▸ Supplied material:
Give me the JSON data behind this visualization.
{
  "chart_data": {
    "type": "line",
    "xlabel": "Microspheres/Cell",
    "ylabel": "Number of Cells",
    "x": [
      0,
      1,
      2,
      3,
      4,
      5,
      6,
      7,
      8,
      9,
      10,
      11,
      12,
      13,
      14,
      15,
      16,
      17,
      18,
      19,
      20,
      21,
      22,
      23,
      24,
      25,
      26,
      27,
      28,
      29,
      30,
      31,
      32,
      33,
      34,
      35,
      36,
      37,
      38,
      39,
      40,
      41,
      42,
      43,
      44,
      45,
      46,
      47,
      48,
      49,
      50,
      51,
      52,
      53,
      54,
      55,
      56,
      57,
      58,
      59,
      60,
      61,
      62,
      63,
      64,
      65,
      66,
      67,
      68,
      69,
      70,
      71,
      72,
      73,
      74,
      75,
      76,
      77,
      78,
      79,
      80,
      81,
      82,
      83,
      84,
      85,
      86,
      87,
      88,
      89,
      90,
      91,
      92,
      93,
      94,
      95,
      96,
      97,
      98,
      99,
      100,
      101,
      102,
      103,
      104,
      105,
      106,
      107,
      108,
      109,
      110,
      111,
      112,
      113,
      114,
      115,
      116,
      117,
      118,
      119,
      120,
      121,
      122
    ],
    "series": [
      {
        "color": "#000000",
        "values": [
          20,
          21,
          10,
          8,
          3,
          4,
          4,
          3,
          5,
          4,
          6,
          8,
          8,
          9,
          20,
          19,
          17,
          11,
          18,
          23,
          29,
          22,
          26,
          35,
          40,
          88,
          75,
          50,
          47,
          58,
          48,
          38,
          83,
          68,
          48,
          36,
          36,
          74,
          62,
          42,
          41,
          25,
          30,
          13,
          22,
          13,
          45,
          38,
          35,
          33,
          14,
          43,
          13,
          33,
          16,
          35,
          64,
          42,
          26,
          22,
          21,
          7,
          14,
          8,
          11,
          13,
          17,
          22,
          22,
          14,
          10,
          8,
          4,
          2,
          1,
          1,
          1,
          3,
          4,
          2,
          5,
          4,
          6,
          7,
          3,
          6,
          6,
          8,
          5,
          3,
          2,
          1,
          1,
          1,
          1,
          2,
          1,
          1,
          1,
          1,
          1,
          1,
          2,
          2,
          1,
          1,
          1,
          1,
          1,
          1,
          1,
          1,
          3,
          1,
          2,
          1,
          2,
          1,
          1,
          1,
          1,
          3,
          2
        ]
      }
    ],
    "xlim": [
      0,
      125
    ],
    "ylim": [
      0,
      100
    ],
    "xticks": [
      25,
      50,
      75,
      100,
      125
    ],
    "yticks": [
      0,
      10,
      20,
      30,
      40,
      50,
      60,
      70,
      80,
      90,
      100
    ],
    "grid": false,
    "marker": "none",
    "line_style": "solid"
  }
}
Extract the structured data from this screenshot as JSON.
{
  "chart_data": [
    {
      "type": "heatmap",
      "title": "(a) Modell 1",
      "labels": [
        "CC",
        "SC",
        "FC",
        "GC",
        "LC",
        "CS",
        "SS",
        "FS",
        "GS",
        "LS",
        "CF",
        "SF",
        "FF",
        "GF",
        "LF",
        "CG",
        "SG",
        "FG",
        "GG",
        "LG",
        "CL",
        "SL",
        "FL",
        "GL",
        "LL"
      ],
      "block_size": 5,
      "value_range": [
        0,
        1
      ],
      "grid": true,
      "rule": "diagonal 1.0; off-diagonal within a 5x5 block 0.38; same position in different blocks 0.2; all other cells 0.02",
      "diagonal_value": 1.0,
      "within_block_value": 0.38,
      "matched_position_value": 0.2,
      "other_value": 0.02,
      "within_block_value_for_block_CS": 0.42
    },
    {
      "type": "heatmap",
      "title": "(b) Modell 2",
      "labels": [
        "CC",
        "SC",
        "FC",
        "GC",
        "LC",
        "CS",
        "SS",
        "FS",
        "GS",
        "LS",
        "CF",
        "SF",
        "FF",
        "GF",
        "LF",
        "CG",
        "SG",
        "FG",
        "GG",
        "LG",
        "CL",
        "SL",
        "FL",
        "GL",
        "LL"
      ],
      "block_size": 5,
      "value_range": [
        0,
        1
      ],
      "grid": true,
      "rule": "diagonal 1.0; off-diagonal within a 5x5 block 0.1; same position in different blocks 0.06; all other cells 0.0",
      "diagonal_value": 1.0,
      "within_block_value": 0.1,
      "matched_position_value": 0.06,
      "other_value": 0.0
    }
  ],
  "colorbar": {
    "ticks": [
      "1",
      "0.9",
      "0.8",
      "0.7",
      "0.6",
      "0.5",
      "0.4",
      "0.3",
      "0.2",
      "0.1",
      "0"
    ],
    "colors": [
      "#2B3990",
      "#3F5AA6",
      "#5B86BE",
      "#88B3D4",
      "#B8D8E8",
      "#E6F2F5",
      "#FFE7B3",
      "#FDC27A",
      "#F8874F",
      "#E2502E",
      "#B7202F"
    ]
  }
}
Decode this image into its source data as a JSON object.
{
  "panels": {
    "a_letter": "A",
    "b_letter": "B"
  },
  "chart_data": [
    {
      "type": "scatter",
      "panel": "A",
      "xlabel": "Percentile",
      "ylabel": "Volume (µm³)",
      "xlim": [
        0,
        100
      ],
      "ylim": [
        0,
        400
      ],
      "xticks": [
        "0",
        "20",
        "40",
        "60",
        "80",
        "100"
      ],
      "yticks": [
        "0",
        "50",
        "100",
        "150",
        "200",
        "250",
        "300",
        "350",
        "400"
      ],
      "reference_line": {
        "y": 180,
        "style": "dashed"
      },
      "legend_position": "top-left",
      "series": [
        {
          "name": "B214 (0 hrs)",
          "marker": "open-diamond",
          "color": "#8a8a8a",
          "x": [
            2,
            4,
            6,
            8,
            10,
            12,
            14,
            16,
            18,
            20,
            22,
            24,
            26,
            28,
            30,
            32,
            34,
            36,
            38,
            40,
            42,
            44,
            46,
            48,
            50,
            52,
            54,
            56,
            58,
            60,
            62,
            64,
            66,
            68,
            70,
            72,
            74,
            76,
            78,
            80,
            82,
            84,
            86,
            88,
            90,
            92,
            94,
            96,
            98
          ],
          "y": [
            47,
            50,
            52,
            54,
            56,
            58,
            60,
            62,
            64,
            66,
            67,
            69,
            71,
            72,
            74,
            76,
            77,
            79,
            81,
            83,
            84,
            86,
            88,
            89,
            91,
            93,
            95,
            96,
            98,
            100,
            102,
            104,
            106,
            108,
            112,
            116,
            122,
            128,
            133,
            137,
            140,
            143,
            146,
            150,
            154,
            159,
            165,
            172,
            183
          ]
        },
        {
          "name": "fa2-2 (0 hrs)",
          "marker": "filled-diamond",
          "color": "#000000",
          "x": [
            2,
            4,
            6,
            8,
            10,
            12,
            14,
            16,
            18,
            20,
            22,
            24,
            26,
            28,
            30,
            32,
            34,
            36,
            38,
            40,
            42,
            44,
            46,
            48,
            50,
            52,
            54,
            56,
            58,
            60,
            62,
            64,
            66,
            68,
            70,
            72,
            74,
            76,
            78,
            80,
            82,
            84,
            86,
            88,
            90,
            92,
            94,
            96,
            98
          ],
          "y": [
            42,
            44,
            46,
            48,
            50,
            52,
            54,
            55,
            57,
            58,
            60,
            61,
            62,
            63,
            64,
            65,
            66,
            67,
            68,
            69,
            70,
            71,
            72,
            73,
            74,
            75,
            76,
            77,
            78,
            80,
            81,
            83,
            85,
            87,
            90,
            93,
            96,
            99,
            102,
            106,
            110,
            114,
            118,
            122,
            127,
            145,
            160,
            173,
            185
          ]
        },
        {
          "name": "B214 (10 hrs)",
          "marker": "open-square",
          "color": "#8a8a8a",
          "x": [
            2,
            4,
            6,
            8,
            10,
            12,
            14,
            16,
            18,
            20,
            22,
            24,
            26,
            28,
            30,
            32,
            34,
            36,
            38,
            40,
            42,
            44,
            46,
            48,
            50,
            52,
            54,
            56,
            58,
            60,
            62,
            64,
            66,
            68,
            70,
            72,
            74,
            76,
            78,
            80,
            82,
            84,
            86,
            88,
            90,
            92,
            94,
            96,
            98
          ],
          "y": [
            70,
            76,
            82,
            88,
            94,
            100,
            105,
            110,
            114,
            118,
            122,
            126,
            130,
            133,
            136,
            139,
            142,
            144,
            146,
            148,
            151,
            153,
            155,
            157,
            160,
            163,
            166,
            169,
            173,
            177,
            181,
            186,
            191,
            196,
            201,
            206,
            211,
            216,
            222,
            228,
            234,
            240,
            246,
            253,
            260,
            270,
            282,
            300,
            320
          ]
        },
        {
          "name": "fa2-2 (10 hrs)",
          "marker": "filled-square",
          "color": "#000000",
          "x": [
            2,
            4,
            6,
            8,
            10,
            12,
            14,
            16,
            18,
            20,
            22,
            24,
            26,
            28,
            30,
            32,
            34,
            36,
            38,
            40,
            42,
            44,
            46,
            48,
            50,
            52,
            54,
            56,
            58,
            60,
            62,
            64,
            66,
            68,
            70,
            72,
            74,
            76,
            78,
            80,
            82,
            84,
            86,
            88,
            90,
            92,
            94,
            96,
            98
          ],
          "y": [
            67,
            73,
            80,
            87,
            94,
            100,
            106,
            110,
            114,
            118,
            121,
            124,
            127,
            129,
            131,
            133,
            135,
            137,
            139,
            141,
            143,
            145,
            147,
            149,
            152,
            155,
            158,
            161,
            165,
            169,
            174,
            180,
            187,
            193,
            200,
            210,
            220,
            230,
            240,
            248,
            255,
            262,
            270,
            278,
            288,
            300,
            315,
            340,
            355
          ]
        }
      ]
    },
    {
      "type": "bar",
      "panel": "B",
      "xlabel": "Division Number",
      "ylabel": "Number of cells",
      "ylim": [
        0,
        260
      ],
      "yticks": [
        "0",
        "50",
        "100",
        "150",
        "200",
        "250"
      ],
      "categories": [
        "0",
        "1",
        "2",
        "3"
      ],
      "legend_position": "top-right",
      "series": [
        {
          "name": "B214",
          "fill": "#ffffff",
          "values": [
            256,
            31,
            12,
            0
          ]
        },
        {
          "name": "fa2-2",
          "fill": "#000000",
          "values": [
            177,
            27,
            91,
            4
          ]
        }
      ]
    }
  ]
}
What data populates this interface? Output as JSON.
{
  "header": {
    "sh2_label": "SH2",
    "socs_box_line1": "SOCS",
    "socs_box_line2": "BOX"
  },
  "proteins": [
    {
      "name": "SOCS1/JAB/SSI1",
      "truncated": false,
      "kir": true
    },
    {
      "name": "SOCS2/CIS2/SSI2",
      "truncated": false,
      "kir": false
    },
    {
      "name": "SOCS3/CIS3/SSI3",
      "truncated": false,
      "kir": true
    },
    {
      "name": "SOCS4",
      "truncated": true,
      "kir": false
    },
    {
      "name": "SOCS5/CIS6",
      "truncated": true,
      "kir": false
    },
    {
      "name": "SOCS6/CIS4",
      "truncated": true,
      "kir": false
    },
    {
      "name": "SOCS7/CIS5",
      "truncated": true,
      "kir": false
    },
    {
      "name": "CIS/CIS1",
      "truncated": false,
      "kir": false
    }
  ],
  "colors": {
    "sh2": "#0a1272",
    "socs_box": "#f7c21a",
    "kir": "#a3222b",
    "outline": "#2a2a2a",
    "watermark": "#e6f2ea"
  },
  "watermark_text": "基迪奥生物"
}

▸ Exercise goal: Everything from the line containing "What data populates" through the last line of the records must be given again exactly; leave out all other lines.

▸ Exercise output:
What data populates this interface? Output as JSON.
{
  "header": {
    "sh2_label": "SH2",
    "socs_box_line1": "SOCS",
    "socs_box_line2": "BOX"
  },
  "proteins": [
    {
      "name": "SOCS1/JAB/SSI1",
      "truncated": false,
      "kir": true
    },
    {
      "name": "SOCS2/CIS2/SSI2",
      "truncated": false,
      "kir": false
    },
    {
      "name": "SOCS3/CIS3/SSI3",
      "truncated": false,
      "kir": true
    },
    {
      "name": "SOCS4",
      "truncated": true,
      "kir": false
    },
    {
      "name": "SOCS5/CIS6",
      "truncated": true,
      "kir": false
    },
    {
      "name": "SOCS6/CIS4",
      "truncated": true,
      "kir": false
    },
    {
      "name": "SOCS7/CIS5",
      "truncated": true,
      "kir": false
    },
    {
      "name": "CIS/CIS1",
      "truncated": false,
      "kir": false
    }
  ],
  "colors": {
    "sh2": "#0a1272",
    "socs_box": "#f7c21a",
    "kir": "#a3222b",
    "outline": "#2a2a2a",
    "watermark": "#e6f2ea"
  },
  "watermark_text": "基迪奥生物"
}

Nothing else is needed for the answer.